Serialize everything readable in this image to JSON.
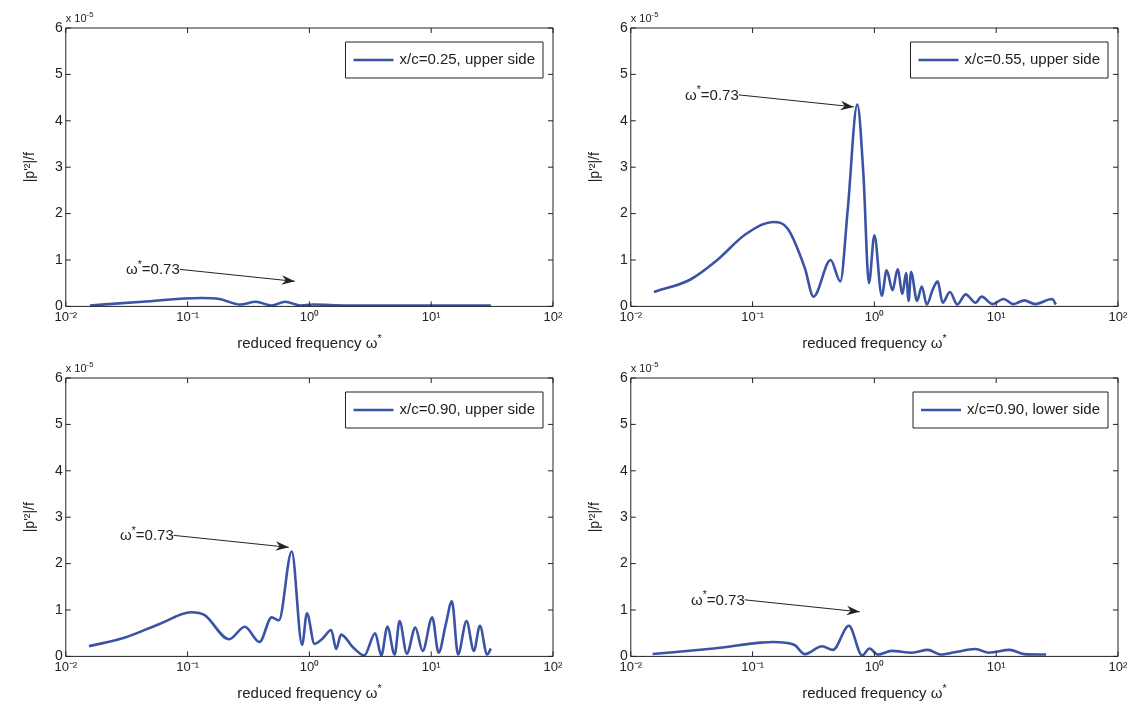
{
  "chart_data": [
    {
      "type": "line",
      "xlabel": "reduced frequency ω$^{*}$",
      "ylabel": "|p'²|/f",
      "log": "x",
      "legend": "top right",
      "marker": "none",
      "line_style": "solid",
      "xlim": [
        0.01,
        100
      ],
      "xticks": [
        {
          "value": 0.01,
          "label": "10⁻²"
        },
        {
          "value": 0.1,
          "label": "10⁻¹"
        },
        {
          "value": 1,
          "label": "10⁰"
        },
        {
          "value": 10,
          "label": "10¹"
        },
        {
          "value": 100,
          "label": "10²"
        }
      ],
      "ylim": [
        0,
        6
      ],
      "yticks": [
        0,
        1,
        2,
        3,
        4,
        5,
        6
      ],
      "annotations": [
        "x 10$^{-5}$",
        "ω$^{*}$=0.73"
      ],
      "series": [
        {
          "name": "x/c=0.25, upper side",
          "color": "#3a53a4",
          "x": [
            0.0158,
            0.0427,
            0.129,
            0.182,
            0.269,
            0.363,
            0.49,
            0.631,
            0.851,
            1.07,
            2.04,
            7.76,
            30.9
          ],
          "values": [
            0.02,
            0.1,
            0.18,
            0.16,
            0.04,
            0.1,
            0.02,
            0.1,
            0.02,
            0.04,
            0.02,
            0.02,
            0.02
          ]
        }
      ]
    },
    {
      "type": "line",
      "xlabel": "reduced frequency ω$^{*}$",
      "ylabel": "|p'²|/f",
      "log": "x",
      "legend": "top right",
      "marker": "none",
      "line_style": "solid",
      "xlim": [
        0.01,
        100
      ],
      "xticks": [
        {
          "value": 0.01,
          "label": "10⁻²"
        },
        {
          "value": 0.1,
          "label": "10⁻¹"
        },
        {
          "value": 1,
          "label": "10⁰"
        },
        {
          "value": 10,
          "label": "10¹"
        },
        {
          "value": 100,
          "label": "10²"
        }
      ],
      "ylim": [
        0,
        6
      ],
      "yticks": [
        0,
        1,
        2,
        3,
        4,
        5,
        6
      ],
      "annotations": [
        "x 10$^{-5}$",
        {
          "text": "ω$^{*}$=0.73",
          "x": 0.73,
          "y": 4.3
        }
      ],
      "series": [
        {
          "name": "x/c=0.55, upper side",
          "color": "#3a53a4",
          "x": [
            0.0155,
            0.0309,
            0.0513,
            0.0871,
            0.148,
            0.195,
            0.269,
            0.316,
            0.437,
            0.525,
            0.603,
            0.724,
            0.813,
            0.902,
            1,
            1.15,
            1.26,
            1.41,
            1.55,
            1.7,
            1.82,
            1.91,
            2.0,
            2.24,
            2.45,
            2.69,
            3.02,
            3.31,
            3.63,
            4.17,
            4.79,
            5.62,
            6.76,
            7.59,
            9.33,
            11.5,
            13.8,
            17.0,
            20.9,
            28.8,
            30.9
          ],
          "values": [
            0.31,
            0.58,
            1.0,
            1.55,
            1.82,
            1.67,
            0.82,
            0.21,
            1.0,
            0.54,
            2.06,
            4.35,
            2.83,
            0.5,
            1.53,
            0.23,
            0.78,
            0.35,
            0.8,
            0.27,
            0.72,
            0.12,
            0.74,
            0.12,
            0.43,
            0.04,
            0.37,
            0.54,
            0.08,
            0.31,
            0.04,
            0.26,
            0.08,
            0.21,
            0.05,
            0.16,
            0.05,
            0.13,
            0.05,
            0.16,
            0.04
          ]
        }
      ]
    },
    {
      "type": "line",
      "xlabel": "reduced frequency ω$^{*}$",
      "ylabel": "|p'²|/f",
      "log": "x",
      "legend": "top right",
      "marker": "none",
      "line_style": "solid",
      "xlim": [
        0.01,
        100
      ],
      "xticks": [
        {
          "value": 0.01,
          "label": "10⁻²"
        },
        {
          "value": 0.1,
          "label": "10⁻¹"
        },
        {
          "value": 1,
          "label": "10⁰"
        },
        {
          "value": 10,
          "label": "10¹"
        },
        {
          "value": 100,
          "label": "10²"
        }
      ],
      "ylim": [
        0,
        6
      ],
      "yticks": [
        0,
        1,
        2,
        3,
        4,
        5,
        6
      ],
      "annotations": [
        "x 10$^{-5}$",
        {
          "text": "ω$^{*}$=0.73",
          "x": 0.73,
          "y": 2.35
        }
      ],
      "series": [
        {
          "name": "x/c=0.90, upper side",
          "color": "#3a53a4",
          "x": [
            0.0155,
            0.0302,
            0.0589,
            0.107,
            0.138,
            0.219,
            0.295,
            0.389,
            0.49,
            0.562,
            0.716,
            0.871,
            0.955,
            1.1,
            1.29,
            1.51,
            1.66,
            1.82,
            2.29,
            2.82,
            3.47,
            3.89,
            4.37,
            5.01,
            5.5,
            6.31,
            7.41,
            8.51,
            10.2,
            11.5,
            13.2,
            14.8,
            16.6,
            19.5,
            22.4,
            25.1,
            28.8,
            30.9
          ],
          "values": [
            0.22,
            0.4,
            0.7,
            0.95,
            0.89,
            0.37,
            0.64,
            0.31,
            0.84,
            0.78,
            2.26,
            0.25,
            0.93,
            0.27,
            0.39,
            0.57,
            0.16,
            0.47,
            0.19,
            0.02,
            0.5,
            0.02,
            0.64,
            0.04,
            0.76,
            0.06,
            0.62,
            0.12,
            0.84,
            0.08,
            0.7,
            1.19,
            0.04,
            0.76,
            0.12,
            0.66,
            0.04,
            0.17
          ]
        }
      ]
    },
    {
      "type": "line",
      "xlabel": "reduced frequency ω$^{*}$",
      "ylabel": "|p'²|/f",
      "log": "x",
      "legend": "top right",
      "marker": "none",
      "line_style": "solid",
      "xlim": [
        0.01,
        100
      ],
      "xticks": [
        {
          "value": 0.01,
          "label": "10⁻²"
        },
        {
          "value": 0.1,
          "label": "10⁻¹"
        },
        {
          "value": 1,
          "label": "10⁰"
        },
        {
          "value": 10,
          "label": "10¹"
        },
        {
          "value": 100,
          "label": "10²"
        }
      ],
      "ylim": [
        0,
        6
      ],
      "yticks": [
        0,
        1,
        2,
        3,
        4,
        5,
        6
      ],
      "annotations": [
        "x 10$^{-5}$",
        "ω$^{*}$=0.73"
      ],
      "series": [
        {
          "name": "x/c=0.90, lower side",
          "color": "#3a53a4",
          "x": [
            0.0151,
            0.0479,
            0.148,
            0.219,
            0.269,
            0.372,
            0.457,
            0.617,
            0.794,
            0.912,
            1.07,
            1.38,
            2.04,
            2.75,
            3.47,
            4.57,
            6.76,
            8.71,
            12.9,
            17.0,
            25.7
          ],
          "values": [
            0.05,
            0.17,
            0.31,
            0.25,
            0.05,
            0.22,
            0.14,
            0.66,
            0.02,
            0.17,
            0.04,
            0.12,
            0.08,
            0.14,
            0.04,
            0.09,
            0.16,
            0.08,
            0.14,
            0.05,
            0.04
          ]
        }
      ]
    }
  ]
}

_ _ _ _

• **What to do**: Transcribe the whole listing, character for character, but not its images.

• **Finished task**:
Serialize everything readable in this image to JSON.
{
  "chart_data": [
    {
      "type": "line",
      "xlabel": "reduced frequency ω$^{*}$",
      "ylabel": "|p'²|/f",
      "log": "x",
      "legend": "top right",
      "marker": "none",
      "line_style": "solid",
      "xlim": [
        0.01,
        100
      ],
      "xticks": [
        {
          "value": 0.01,
          "label": "10⁻²"
        },
        {
          "value": 0.1,
          "label": "10⁻¹"
        },
        {
          "value": 1,
          "label": "10⁰"
        },
        {
          "value": 10,
          "label": "10¹"
        },
        {
          "value": 100,
          "label": "10²"
        }
      ],
      "ylim": [
        0,
        6
      ],
      "yticks": [
        0,
        1,
        2,
        3,
        4,
        5,
        6
      ],
      "annotations": [
        "x 10$^{-5}$",
        "ω$^{*}$=0.73"
      ],
      "series": [
        {
          "name": "x/c=0.25, upper side",
          "color": "#3a53a4",
          "x": [
            0.0158,
            0.0427,
            0.129,
            0.182,
            0.269,
            0.363,
            0.49,
            0.631,
            0.851,
            1.07,
            2.04,
            7.76,
            30.9
          ],
          "values": [
            0.02,
            0.1,
            0.18,
            0.16,
            0.04,
            0.1,
            0.02,
            0.1,
            0.02,
            0.04,
            0.02,
            0.02,
            0.02
          ]
        }
      ]
    },
    {
      "type": "line",
      "xlabel": "reduced frequency ω$^{*}$",
      "ylabel": "|p'²|/f",
      "log": "x",
      "legend": "top right",
      "marker": "none",
      "line_style": "solid",
      "xlim": [
        0.01,
        100
      ],
      "xticks": [
        {
          "value": 0.01,
          "label": "10⁻²"
        },
        {
          "value": 0.1,
          "label": "10⁻¹"
        },
        {
          "value": 1,
          "label": "10⁰"
        },
        {
          "value": 10,
          "label": "10¹"
        },
        {
          "value": 100,
          "label": "10²"
        }
      ],
      "ylim": [
        0,
        6
      ],
      "yticks": [
        0,
        1,
        2,
        3,
        4,
        5,
        6
      ],
      "annotations": [
        "x 10$^{-5}$",
        {
          "text": "ω$^{*}$=0.73",
          "x": 0.73,
          "y": 4.3
        }
      ],
      "series": [
        {
          "name": "x/c=0.55, upper side",
          "color": "#3a53a4",
          "x": [
            0.0155,
            0.0309,
            0.0513,
            0.0871,
            0.148,
            0.195,
            0.269,
            0.316,
            0.437,
            0.525,
            0.603,
            0.724,
            0.813,
            0.902,
            1,
            1.15,
            1.26,
            1.41,
            1.55,
            1.7,
            1.82,
            1.91,
            2.0,
            2.24,
            2.45,
            2.69,
            3.02,
            3.31,
            3.63,
            4.17,
            4.79,
            5.62,
            6.76,
            7.59,
            9.33,
            11.5,
            13.8,
            17.0,
            20.9,
            28.8,
            30.9
          ],
          "values": [
            0.31,
            0.58,
            1.0,
            1.55,
            1.82,
            1.67,
            0.82,
            0.21,
            1.0,
            0.54,
            2.06,
            4.35,
            2.83,
            0.5,
            1.53,
            0.23,
            0.78,
            0.35,
            0.8,
            0.27,
            0.72,
            0.12,
            0.74,
            0.12,
            0.43,
            0.04,
            0.37,
            0.54,
            0.08,
            0.31,
            0.04,
            0.26,
            0.08,
            0.21,
            0.05,
            0.16,
            0.05,
            0.13,
            0.05,
            0.16,
            0.04
          ]
        }
      ]
    },
    {
      "type": "line",
      "xlabel": "reduced frequency ω$^{*}$",
      "ylabel": "|p'²|/f",
      "log": "x",
      "legend": "top right",
      "marker": "none",
      "line_style": "solid",
      "xlim": [
        0.01,
        100
      ],
      "xticks": [
        {
          "value": 0.01,
          "label": "10⁻²"
        },
        {
          "value": 0.1,
          "label": "10⁻¹"
        },
        {
          "value": 1,
          "label": "10⁰"
        },
        {
          "value": 10,
          "label": "10¹"
        },
        {
          "value": 100,
          "label": "10²"
        }
      ],
      "ylim": [
        0,
        6
      ],
      "yticks": [
        0,
        1,
        2,
        3,
        4,
        5,
        6
      ],
      "annotations": [
        "x 10$^{-5}$",
        {
          "text": "ω$^{*}$=0.73",
          "x": 0.73,
          "y": 2.35
        }
      ],
      "series": [
        {
          "name": "x/c=0.90, upper side",
          "color": "#3a53a4",
          "x": [
            0.0155,
            0.0302,
            0.0589,
            0.107,
            0.138,
            0.219,
            0.295,
            0.389,
            0.49,
            0.562,
            0.716,
            0.871,
            0.955,
            1.1,
            1.29,
            1.51,
            1.66,
            1.82,
            2.29,
            2.82,
            3.47,
            3.89,
            4.37,
            5.01,
            5.5,
            6.31,
            7.41,
            8.51,
            10.2,
            11.5,
            13.2,
            14.8,
            16.6,
            19.5,
            22.4,
            25.1,
            28.8,
            30.9
          ],
          "values": [
            0.22,
            0.4,
            0.7,
            0.95,
            0.89,
            0.37,
            0.64,
            0.31,
            0.84,
            0.78,
            2.26,
            0.25,
            0.93,
            0.27,
            0.39,
            0.57,
            0.16,
            0.47,
            0.19,
            0.02,
            0.5,
            0.02,
            0.64,
            0.04,
            0.76,
            0.06,
            0.62,
            0.12,
            0.84,
            0.08,
            0.7,
            1.19,
            0.04,
            0.76,
            0.12,
            0.66,
            0.04,
            0.17
          ]
        }
      ]
    },
    {
      "type": "line",
      "xlabel": "reduced frequency ω$^{*}$",
      "ylabel": "|p'²|/f",
      "log": "x",
      "legend": "top right",
      "marker": "none",
      "line_style": "solid",
      "xlim": [
        0.01,
        100
      ],
      "xticks": [
        {
          "value": 0.01,
          "label": "10⁻²"
        },
        {
          "value": 0.1,
          "label": "10⁻¹"
        },
        {
          "value": 1,
          "label": "10⁰"
        },
        {
          "value": 10,
          "label": "10¹"
        },
        {
          "value": 100,
          "label": "10²"
        }
      ],
      "ylim": [
        0,
        6
      ],
      "yticks": [
        0,
        1,
        2,
        3,
        4,
        5,
        6
      ],
      "annotations": [
        "x 10$^{-5}$",
        "ω$^{*}$=0.73"
      ],
      "series": [
        {
          "name": "x/c=0.90, lower side",
          "color": "#3a53a4",
          "x": [
            0.0151,
            0.0479,
            0.148,
            0.219,
            0.269,
            0.372,
            0.457,
            0.617,
            0.794,
            0.912,
            1.07,
            1.38,
            2.04,
            2.75,
            3.47,
            4.57,
            6.76,
            8.71,
            12.9,
            17.0,
            25.7
          ],
          "values": [
            0.05,
            0.17,
            0.31,
            0.25,
            0.05,
            0.22,
            0.14,
            0.66,
            0.02,
            0.17,
            0.04,
            0.12,
            0.08,
            0.14,
            0.04,
            0.09,
            0.16,
            0.08,
            0.14,
            0.05,
            0.04
          ]
        }
      ]
    }
  ]
}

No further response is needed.